_Written task_
Find the string "administrator" in the entries and copy each line that has it.

-- Start of Data lines --

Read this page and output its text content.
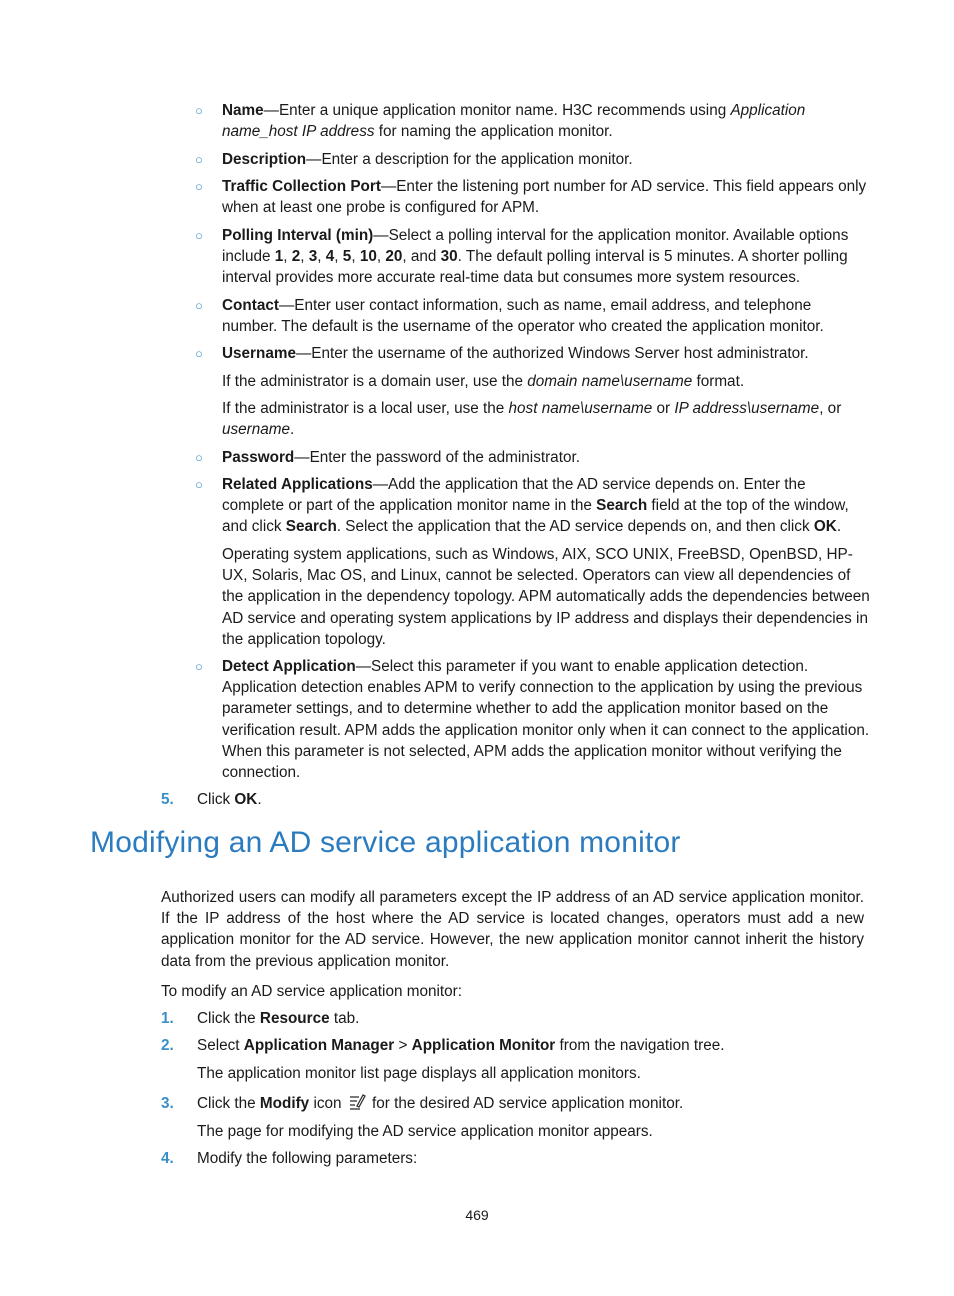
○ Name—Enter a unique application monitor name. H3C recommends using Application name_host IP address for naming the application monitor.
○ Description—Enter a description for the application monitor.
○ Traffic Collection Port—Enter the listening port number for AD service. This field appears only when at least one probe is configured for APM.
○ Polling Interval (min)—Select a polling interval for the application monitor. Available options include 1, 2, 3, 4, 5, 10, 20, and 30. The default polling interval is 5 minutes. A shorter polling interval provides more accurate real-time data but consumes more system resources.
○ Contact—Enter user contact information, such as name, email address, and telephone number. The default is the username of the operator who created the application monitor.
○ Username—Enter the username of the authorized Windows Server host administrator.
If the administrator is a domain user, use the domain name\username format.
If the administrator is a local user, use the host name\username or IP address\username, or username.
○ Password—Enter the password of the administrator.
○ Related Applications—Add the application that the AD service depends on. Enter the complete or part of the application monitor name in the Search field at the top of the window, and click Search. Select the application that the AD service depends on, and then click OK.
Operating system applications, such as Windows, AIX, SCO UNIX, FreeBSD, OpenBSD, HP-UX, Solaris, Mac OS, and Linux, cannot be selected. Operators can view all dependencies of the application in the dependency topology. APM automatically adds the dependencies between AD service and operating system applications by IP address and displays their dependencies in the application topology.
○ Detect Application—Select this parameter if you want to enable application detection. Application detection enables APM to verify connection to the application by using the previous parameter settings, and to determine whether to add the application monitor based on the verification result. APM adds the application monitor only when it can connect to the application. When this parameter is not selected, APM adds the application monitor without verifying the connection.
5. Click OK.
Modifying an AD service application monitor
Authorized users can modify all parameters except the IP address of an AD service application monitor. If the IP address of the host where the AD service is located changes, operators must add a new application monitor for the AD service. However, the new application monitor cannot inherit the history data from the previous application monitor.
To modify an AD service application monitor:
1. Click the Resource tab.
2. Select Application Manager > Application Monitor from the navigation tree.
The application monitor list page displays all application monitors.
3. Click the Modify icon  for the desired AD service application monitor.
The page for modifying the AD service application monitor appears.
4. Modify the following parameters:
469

-- End of Data lines --

_Answer to the exercise_
○ Username—Enter the username of the authorized Windows Server host administrator.
If the administrator is a domain user, use the domain name\username format.
If the administrator is a local user, use the host name\username or IP address\username, or username.
○ Password—Enter the password of the administrator.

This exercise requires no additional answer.